__Written exercise__: Give the data below again exactly as it stands. Omit the pictures.

__Data entries__:
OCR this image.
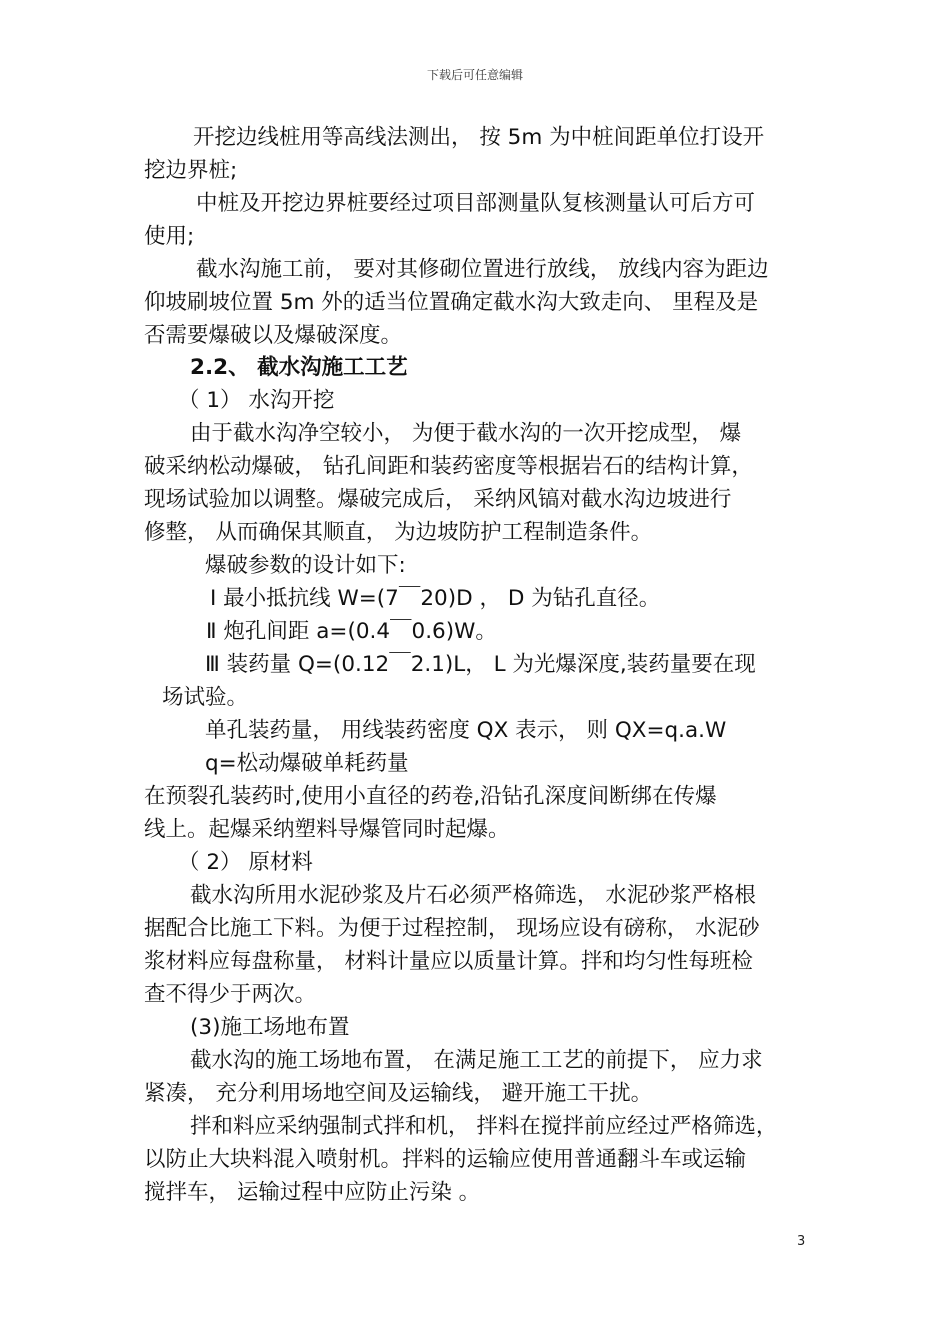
下载后可任意编辑
开挖边线桩用等高线法测出， 按 5m 为中桩间距单位打设开
挖边界桩;
中桩及开挖边界桩要经过项目部测量队复核测量认可后方可
使用;
截水沟施工前， 要对其修砌位置进行放线， 放线内容为距边
仰坡刷坡位置 5m 外的适当位置确定截水沟大致走向、 里程及是
否需要爆破以及爆破深度。
2.2、 截水沟施工工艺
（ 1） 水沟开挖
由于截水沟净空较小， 为便于截水沟的一次开挖成型， 爆
破采纳松动爆破， 钻孔间距和装药密度等根据岩石的结构计算，
现场试验加以调整。爆破完成后， 采纳风镐对截水沟边坡进行
修整， 从而确保其顺直， 为边坡防护工程制造条件。
爆破参数的设计如下:
Ⅰ 最小抵抗线 W=(7￣20)D ， D 为钻孔直径。
Ⅱ 炮孔间距 a=(0.4￣0.6)W。
Ⅲ 装药量 Q=(0.12￣2.1)L， L 为光爆深度,装药量要在现
场试验。
单孔装药量， 用线装药密度 QX 表示， 则 QX=q.a.W
q=松动爆破单耗药量
在预裂孔装药时,使用小直径的药卷,沿钻孔深度间断绑在传爆
线上。起爆采纳塑料导爆管同时起爆。
（ 2） 原材料
截水沟所用水泥砂浆及片石必须严格筛选， 水泥砂浆严格根
据配合比施工下料。为便于过程控制， 现场应设有磅称， 水泥砂
浆材料应每盘称量， 材料计量应以质量计算。拌和均匀性每班检
查不得少于两次。
(3)施工场地布置
截水沟的施工场地布置， 在满足施工工艺的前提下， 应力求
紧凑， 充分利用场地空间及运输线， 避开施工干扰。
拌和料应采纳强制式拌和机， 拌料在搅拌前应经过严格筛选，
以防止大块料混入喷射机。拌料的运输应使用普通翻斗车或运输
搅拌车， 运输过程中应防止污染 。
3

__Answer__:
OCR this image.
下载后可任意编辑
开挖边线桩用等高线法测出， 按 5m 为中桩间距单位打设开
挖边界桩;
中桩及开挖边界桩要经过项目部测量队复核测量认可后方可
使用;
截水沟施工前， 要对其修砌位置进行放线， 放线内容为距边
仰坡刷坡位置 5m 外的适当位置确定截水沟大致走向、 里程及是
否需要爆破以及爆破深度。
2.2、 截水沟施工工艺
（ 1） 水沟开挖
由于截水沟净空较小， 为便于截水沟的一次开挖成型， 爆
破采纳松动爆破， 钻孔间距和装药密度等根据岩石的结构计算，
现场试验加以调整。爆破完成后， 采纳风镐对截水沟边坡进行
修整， 从而确保其顺直， 为边坡防护工程制造条件。
爆破参数的设计如下:
Ⅰ 最小抵抗线 W=(7￣20)D ， D 为钻孔直径。
Ⅱ 炮孔间距 a=(0.4￣0.6)W。
Ⅲ 装药量 Q=(0.12￣2.1)L， L 为光爆深度,装药量要在现
场试验。
单孔装药量， 用线装药密度 QX 表示， 则 QX=q.a.W
q=松动爆破单耗药量
在预裂孔装药时,使用小直径的药卷,沿钻孔深度间断绑在传爆
线上。起爆采纳塑料导爆管同时起爆。
（ 2） 原材料
截水沟所用水泥砂浆及片石必须严格筛选， 水泥砂浆严格根
据配合比施工下料。为便于过程控制， 现场应设有磅称， 水泥砂
浆材料应每盘称量， 材料计量应以质量计算。拌和均匀性每班检
查不得少于两次。
(3)施工场地布置
截水沟的施工场地布置， 在满足施工工艺的前提下， 应力求
紧凑， 充分利用场地空间及运输线， 避开施工干扰。
拌和料应采纳强制式拌和机， 拌料在搅拌前应经过严格筛选，
以防止大块料混入喷射机。拌料的运输应使用普通翻斗车或运输
搅拌车， 运输过程中应防止污染 。
3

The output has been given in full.